Kedua, syariat Islam mencegah menumpuknya kekayaan hanya pada segelintir orang. Dengan demikian, kesenjangan sosial tidak akan terjadi di tengah-tengah masyarakat. Sebagai kepala negara, Rasulullah Saw., misalnya, pernah membagikan harta rampasan Perang Badar hanya kepada kaum Muhajirin; bukan kepada kaum Ansar, kecuali dua orang saja di antara mereka yang memang duafa. Hal ini dilakukan sebagai pelaksanaan perintah Allah Swt.,


كَيْ لَا يَكُونَ دُولَةً بَيْنَ الْأَغْنِيَاءِ مِنْكُمْ


“…supaya harta itu jangan beredar di antara orang-orang kaya saja di antara kalian.” (QS Al-Hasyr [59]: 7)

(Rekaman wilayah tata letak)

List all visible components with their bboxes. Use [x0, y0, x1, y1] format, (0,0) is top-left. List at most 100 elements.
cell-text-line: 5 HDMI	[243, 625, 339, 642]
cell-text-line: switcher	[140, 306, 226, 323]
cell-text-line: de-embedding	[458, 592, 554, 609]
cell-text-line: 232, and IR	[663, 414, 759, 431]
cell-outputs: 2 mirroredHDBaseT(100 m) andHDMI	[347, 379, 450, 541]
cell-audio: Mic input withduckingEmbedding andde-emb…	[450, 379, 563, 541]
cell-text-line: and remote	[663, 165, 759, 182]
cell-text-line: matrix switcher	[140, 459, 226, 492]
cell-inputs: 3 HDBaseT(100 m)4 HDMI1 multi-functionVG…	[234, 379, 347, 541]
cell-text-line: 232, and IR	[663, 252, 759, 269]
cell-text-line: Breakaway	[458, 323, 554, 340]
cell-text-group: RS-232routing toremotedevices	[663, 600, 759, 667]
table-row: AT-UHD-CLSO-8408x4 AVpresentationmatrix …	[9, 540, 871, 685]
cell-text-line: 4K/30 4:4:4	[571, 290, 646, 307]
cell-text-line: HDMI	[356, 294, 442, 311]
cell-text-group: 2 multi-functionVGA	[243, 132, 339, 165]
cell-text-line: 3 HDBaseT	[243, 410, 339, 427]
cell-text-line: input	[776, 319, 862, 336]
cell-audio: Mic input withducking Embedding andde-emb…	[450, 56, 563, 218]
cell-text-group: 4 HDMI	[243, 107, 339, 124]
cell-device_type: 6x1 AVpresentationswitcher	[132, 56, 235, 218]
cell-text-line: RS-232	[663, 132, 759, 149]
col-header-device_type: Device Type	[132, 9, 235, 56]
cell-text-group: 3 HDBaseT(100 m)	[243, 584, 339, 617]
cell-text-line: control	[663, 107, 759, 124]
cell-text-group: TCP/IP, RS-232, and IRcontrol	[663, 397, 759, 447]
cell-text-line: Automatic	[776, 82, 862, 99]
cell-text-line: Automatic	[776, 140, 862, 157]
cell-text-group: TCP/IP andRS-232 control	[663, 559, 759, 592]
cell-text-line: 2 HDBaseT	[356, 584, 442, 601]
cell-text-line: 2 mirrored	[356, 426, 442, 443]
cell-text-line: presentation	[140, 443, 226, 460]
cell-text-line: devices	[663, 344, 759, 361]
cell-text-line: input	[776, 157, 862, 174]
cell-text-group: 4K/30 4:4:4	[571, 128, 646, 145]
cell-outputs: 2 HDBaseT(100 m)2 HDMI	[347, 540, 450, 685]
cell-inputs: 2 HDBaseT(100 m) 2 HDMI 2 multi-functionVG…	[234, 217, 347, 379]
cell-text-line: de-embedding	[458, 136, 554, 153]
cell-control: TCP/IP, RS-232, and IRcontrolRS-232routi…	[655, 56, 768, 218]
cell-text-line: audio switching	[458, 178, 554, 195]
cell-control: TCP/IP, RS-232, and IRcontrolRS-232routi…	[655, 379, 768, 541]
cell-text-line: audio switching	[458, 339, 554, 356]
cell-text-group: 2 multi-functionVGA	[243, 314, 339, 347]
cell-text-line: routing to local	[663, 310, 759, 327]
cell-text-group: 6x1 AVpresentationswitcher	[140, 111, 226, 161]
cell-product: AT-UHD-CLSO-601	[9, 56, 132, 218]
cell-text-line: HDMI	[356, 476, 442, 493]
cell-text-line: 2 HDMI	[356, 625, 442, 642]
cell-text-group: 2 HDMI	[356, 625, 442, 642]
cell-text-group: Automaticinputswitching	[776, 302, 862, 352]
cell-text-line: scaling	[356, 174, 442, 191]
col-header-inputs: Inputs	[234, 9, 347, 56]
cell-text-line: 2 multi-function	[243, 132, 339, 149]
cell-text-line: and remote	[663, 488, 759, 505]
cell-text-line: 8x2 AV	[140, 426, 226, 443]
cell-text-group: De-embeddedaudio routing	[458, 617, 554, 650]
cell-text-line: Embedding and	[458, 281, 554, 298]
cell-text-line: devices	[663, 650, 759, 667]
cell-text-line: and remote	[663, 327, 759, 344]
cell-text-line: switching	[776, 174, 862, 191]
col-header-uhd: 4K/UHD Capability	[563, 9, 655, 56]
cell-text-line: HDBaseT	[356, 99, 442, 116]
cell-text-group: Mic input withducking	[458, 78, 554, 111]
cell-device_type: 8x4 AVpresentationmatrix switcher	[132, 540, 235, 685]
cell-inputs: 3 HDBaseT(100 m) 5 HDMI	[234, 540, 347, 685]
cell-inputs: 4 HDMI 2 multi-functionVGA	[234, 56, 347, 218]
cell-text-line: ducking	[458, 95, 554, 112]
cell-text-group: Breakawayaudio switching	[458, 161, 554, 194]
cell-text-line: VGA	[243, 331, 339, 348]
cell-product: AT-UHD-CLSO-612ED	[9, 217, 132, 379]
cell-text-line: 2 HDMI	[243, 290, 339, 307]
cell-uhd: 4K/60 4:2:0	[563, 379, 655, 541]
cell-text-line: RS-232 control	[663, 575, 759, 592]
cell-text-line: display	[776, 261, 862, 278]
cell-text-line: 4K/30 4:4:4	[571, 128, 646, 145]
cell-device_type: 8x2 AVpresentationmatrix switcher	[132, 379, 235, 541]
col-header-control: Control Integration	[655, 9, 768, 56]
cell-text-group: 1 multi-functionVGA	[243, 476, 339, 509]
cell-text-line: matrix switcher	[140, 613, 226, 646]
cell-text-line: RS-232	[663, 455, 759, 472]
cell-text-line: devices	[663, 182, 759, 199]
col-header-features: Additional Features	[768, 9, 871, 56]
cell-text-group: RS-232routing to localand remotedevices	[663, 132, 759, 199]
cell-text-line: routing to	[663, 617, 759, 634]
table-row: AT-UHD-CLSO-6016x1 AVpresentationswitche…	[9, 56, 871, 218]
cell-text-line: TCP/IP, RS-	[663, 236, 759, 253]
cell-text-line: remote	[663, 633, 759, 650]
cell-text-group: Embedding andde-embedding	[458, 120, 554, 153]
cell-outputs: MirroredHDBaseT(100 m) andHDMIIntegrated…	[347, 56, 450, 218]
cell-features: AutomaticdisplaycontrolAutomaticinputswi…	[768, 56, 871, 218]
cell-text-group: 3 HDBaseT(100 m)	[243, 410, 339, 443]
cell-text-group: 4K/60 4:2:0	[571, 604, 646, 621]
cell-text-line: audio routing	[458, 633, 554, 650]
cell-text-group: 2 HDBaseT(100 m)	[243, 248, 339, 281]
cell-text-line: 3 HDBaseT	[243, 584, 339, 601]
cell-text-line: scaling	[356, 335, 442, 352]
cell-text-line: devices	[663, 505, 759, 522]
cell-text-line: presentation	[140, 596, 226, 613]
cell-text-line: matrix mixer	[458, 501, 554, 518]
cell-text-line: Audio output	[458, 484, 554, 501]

● Ketentuan Latihan:
A. Salin kata demi kata bagian teks tentang syariat Islam, mulai dari "كَيْ لَا يَكُونَ" dan berlanjut sampai "Al-Hasyr [59]: 7)".
B. Sebutkan semua nama diri dalam teks tentang syariat Islam, yaitu nama agama, nama Tuhan dan nabi, nama peristiwa, nama kelompok, dan nama surah.
Baris-baris di atas diambil dari sumber yang berbeda.

● Jawaban Tugas:
A.
كَيْ لَا يَكُونَ دُولَةً بَيْنَ الْأَغْنِيَاءِ مِنْكُمْ


“…supaya harta itu jangan beredar di antara orang-orang kaya saja di antara kalian.” (QS Al-Hasyr [59]: 7)

B. Islam, Allah Swt., Rasulullah Saw., Perang Badar, Muhajirin, Ansar, Al-Hasyr